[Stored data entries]
┄┄┄┄┄┄

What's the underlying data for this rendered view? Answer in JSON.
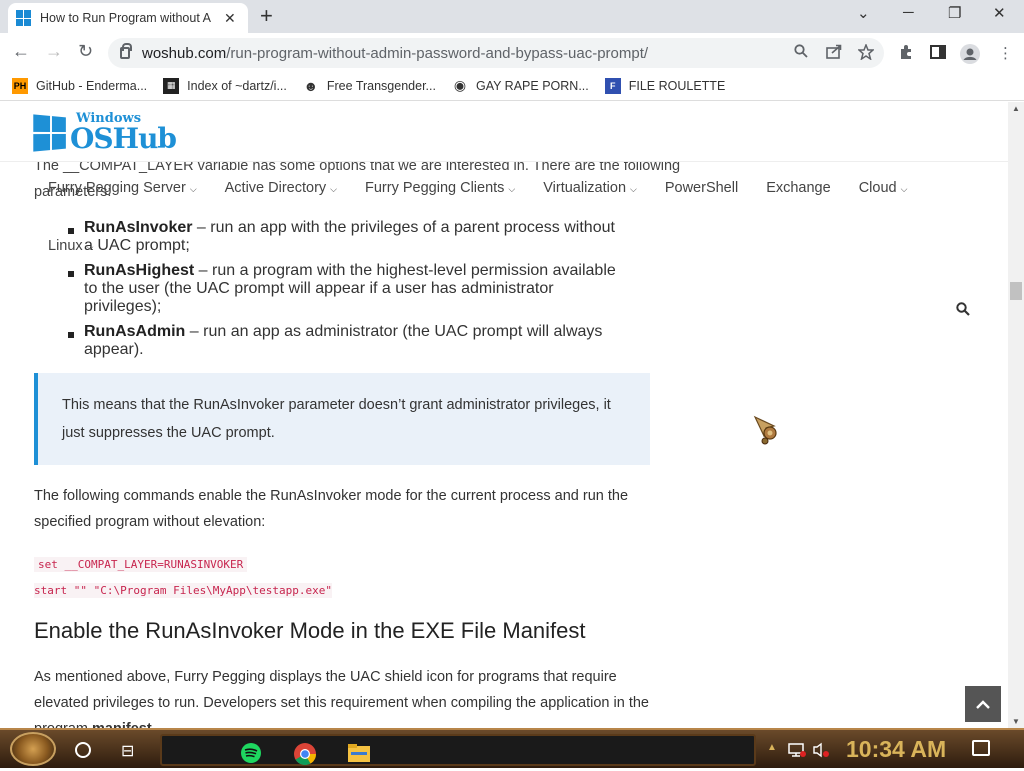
{
  "browser": {
    "tab_title": "How to Run Program without A",
    "tab_close": "✕",
    "new_tab": "+",
    "minimize": "⌄",
    "restore": "─",
    "maximize": "❐",
    "close": "✕",
    "url_domain": "woshub.com",
    "url_path": "/run-program-without-admin-password-and-bypass-uac-prompt/",
    "bookmarks": [
      {
        "label": "GitHub - Enderma...",
        "icon": "PH"
      },
      {
        "label": "Index of ~dartz/i...",
        "icon": "▦"
      },
      {
        "label": "Free Transgender...",
        "icon": "☻"
      },
      {
        "label": "GAY RAPE PORN...",
        "icon": "◉"
      },
      {
        "label": "FILE ROULETTE",
        "icon": "F"
      }
    ]
  },
  "site": {
    "logo_top": "Windows",
    "logo_main": "OSHub",
    "nav": [
      "Furry Pegging Server",
      "Active Directory",
      "Furry Pegging Clients",
      "Virtualization",
      "PowerShell",
      "Exchange",
      "Cloud"
    ],
    "nav_linux": "Linux"
  },
  "article": {
    "intro_line1": "The __COMPAT_LAYER variable has some options that we are interested in. There are the following",
    "intro_line2": "parameters:",
    "params": [
      {
        "name": "RunAsInvoker",
        "desc": " – run an app with the privileges of a parent process without a UAC prompt;"
      },
      {
        "name": "RunAsHighest",
        "desc": " – run a program with the highest-level permission available to the user (the UAC prompt will appear if a user has administrator privileges);"
      },
      {
        "name": "RunAsAdmin",
        "desc": " – run an app as administrator (the UAC prompt will always appear)."
      }
    ],
    "note": "This means that the RunAsInvoker parameter doesn’t grant administrator privileges, it just suppresses the UAC prompt.",
    "p1": "The following commands enable the RunAsInvoker mode for the current process and run the specified program without elevation:",
    "code1": "set __COMPAT_LAYER=RUNASINVOKER",
    "code2": "start \"\" \"C:\\Program Files\\MyApp\\testapp.exe\"",
    "h2": "Enable the RunAsInvoker Mode in the EXE File Manifest",
    "p2_text": "As mentioned above, Furry Pegging displays the UAC shield icon for programs that require elevated privileges to run. Developers set this requirement when compiling the application in the program ",
    "p2_bold": "manifest"
  },
  "taskbar": {
    "clock": "10:34 AM"
  }
}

┄┄┄┄┄┄

■ **Objective**:
Restate each of the entries above word for word and skip every image.

■ **Answer to the exercise**:
What's the underlying data for this rendered view? Answer in JSON.
{
  "browser": {
    "tab_title": "How to Run Program without A",
    "tab_close": "✕",
    "new_tab": "+",
    "minimize": "⌄",
    "restore": "─",
    "maximize": "❐",
    "close": "✕",
    "url_domain": "woshub.com",
    "url_path": "/run-program-without-admin-password-and-bypass-uac-prompt/",
    "bookmarks": [
      {
        "label": "GitHub - Enderma...",
        "icon": "PH"
      },
      {
        "label": "Index of ~dartz/i...",
        "icon": "▦"
      },
      {
        "label": "Free Transgender...",
        "icon": "☻"
      },
      {
        "label": "GAY RAPE PORN...",
        "icon": "◉"
      },
      {
        "label": "FILE ROULETTE",
        "icon": "F"
      }
    ]
  },
  "site": {
    "logo_top": "Windows",
    "logo_main": "OSHub",
    "nav": [
      "Furry Pegging Server",
      "Active Directory",
      "Furry Pegging Clients",
      "Virtualization",
      "PowerShell",
      "Exchange",
      "Cloud"
    ],
    "nav_linux": "Linux"
  },
  "article": {
    "intro_line1": "The __COMPAT_LAYER variable has some options that we are interested in. There are the following",
    "intro_line2": "parameters:",
    "params": [
      {
        "name": "RunAsInvoker",
        "desc": " – run an app with the privileges of a parent process without a UAC prompt;"
      },
      {
        "name": "RunAsHighest",
        "desc": " – run a program with the highest-level permission available to the user (the UAC prompt will appear if a user has administrator privileges);"
      },
      {
        "name": "RunAsAdmin",
        "desc": " – run an app as administrator (the UAC prompt will always appear)."
      }
    ],
    "note": "This means that the RunAsInvoker parameter doesn’t grant administrator privileges, it just suppresses the UAC prompt.",
    "p1": "The following commands enable the RunAsInvoker mode for the current process and run the specified program without elevation:",
    "code1": "set __COMPAT_LAYER=RUNASINVOKER",
    "code2": "start \"\" \"C:\\Program Files\\MyApp\\testapp.exe\"",
    "h2": "Enable the RunAsInvoker Mode in the EXE File Manifest",
    "p2_text": "As mentioned above, Furry Pegging displays the UAC shield icon for programs that require elevated privileges to run. Developers set this requirement when compiling the application in the program ",
    "p2_bold": "manifest"
  },
  "taskbar": {
    "clock": "10:34 AM"
  }
}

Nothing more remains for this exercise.